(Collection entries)
-- Begin --

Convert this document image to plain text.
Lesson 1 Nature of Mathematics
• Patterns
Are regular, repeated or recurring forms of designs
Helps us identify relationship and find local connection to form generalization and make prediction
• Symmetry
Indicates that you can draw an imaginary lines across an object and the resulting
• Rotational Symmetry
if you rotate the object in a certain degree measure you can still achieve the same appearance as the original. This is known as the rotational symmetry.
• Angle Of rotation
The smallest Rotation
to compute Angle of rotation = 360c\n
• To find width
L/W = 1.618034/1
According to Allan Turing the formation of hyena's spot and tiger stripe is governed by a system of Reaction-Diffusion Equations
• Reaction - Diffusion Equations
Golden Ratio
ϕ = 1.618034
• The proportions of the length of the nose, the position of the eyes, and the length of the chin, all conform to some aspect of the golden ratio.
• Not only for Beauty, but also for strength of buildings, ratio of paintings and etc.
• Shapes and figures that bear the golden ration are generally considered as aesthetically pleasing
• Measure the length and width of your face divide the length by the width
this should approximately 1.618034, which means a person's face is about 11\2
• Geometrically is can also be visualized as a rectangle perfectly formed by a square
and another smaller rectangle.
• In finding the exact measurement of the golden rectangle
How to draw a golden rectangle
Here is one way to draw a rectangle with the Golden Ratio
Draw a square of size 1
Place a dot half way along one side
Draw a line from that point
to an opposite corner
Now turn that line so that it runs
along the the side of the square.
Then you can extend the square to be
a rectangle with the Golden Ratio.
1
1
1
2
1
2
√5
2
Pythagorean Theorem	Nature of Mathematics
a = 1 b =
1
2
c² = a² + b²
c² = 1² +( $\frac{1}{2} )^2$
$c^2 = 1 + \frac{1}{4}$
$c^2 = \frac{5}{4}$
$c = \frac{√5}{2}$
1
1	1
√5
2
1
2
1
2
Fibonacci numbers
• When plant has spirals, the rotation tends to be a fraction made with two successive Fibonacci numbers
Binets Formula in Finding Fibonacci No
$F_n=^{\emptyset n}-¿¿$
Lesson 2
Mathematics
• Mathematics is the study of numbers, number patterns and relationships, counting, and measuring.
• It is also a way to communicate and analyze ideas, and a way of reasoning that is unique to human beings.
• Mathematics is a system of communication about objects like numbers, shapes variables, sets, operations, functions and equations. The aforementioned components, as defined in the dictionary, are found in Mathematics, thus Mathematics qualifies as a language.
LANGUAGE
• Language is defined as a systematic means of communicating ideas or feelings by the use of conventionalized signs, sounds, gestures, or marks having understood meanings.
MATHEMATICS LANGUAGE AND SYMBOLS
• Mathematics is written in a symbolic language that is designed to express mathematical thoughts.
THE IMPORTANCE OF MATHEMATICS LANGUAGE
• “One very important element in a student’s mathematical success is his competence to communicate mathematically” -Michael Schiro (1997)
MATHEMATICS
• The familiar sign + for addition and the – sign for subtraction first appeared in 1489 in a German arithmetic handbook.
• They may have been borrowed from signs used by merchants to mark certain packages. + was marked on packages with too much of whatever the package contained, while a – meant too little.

-- End --

> _WHAT IS BEING ASKED_:
Reproduce the complete data exactly as presented above.

> _SOLUTION TO THE EXERCISE_:
Convert this document image to plain text.
Lesson 1 Nature of Mathematics
• Patterns
Are regular, repeated or recurring forms of designs
Helps us identify relationship and find local connection to form generalization and make prediction
• Symmetry
Indicates that you can draw an imaginary lines across an object and the resulting
• Rotational Symmetry
if you rotate the object in a certain degree measure you can still achieve the same appearance as the original. This is known as the rotational symmetry.
• Angle Of rotation
The smallest Rotation
to compute Angle of rotation = 360c\n
• To find width
L/W = 1.618034/1
According to Allan Turing the formation of hyena's spot and tiger stripe is governed by a system of Reaction-Diffusion Equations
• Reaction - Diffusion Equations
Golden Ratio
ϕ = 1.618034
• The proportions of the length of the nose, the position of the eyes, and the length of the chin, all conform to some aspect of the golden ratio.
• Not only for Beauty, but also for strength of buildings, ratio of paintings and etc.
• Shapes and figures that bear the golden ration are generally considered as aesthetically pleasing
• Measure the length and width of your face divide the length by the width
this should approximately 1.618034, which means a person's face is about 11\2
• Geometrically is can also be visualized as a rectangle perfectly formed by a square
and another smaller rectangle.
• In finding the exact measurement of the golden rectangle
How to draw a golden rectangle
Here is one way to draw a rectangle with the Golden Ratio
Draw a square of size 1
Place a dot half way along one side
Draw a line from that point
to an opposite corner
Now turn that line so that it runs
along the the side of the square.
Then you can extend the square to be
a rectangle with the Golden Ratio.
1
1
1
2
1
2
√5
2
Pythagorean Theorem	Nature of Mathematics
a = 1 b =
1
2
c² = a² + b²
c² = 1² +( $\frac{1}{2} )^2$
$c^2 = 1 + \frac{1}{4}$
$c^2 = \frac{5}{4}$
$c = \frac{√5}{2}$
1
1	1
√5
2
1
2
1
2
Fibonacci numbers
• When plant has spirals, the rotation tends to be a fraction made with two successive Fibonacci numbers
Binets Formula in Finding Fibonacci No
$F_n=^{\emptyset n}-¿¿$
Lesson 2
Mathematics
• Mathematics is the study of numbers, number patterns and relationships, counting, and measuring.
• It is also a way to communicate and analyze ideas, and a way of reasoning that is unique to human beings.
• Mathematics is a system of communication about objects like numbers, shapes variables, sets, operations, functions and equations. The aforementioned components, as defined in the dictionary, are found in Mathematics, thus Mathematics qualifies as a language.
LANGUAGE
• Language is defined as a systematic means of communicating ideas or feelings by the use of conventionalized signs, sounds, gestures, or marks having understood meanings.
MATHEMATICS LANGUAGE AND SYMBOLS
• Mathematics is written in a symbolic language that is designed to express mathematical thoughts.
THE IMPORTANCE OF MATHEMATICS LANGUAGE
• “One very important element in a student’s mathematical success is his competence to communicate mathematically” -Michael Schiro (1997)
MATHEMATICS
• The familiar sign + for addition and the – sign for subtraction first appeared in 1489 in a German arithmetic handbook.
• They may have been borrowed from signs used by merchants to mark certain packages. + was marked on packages with too much of whatever the package contained, while a – meant too little.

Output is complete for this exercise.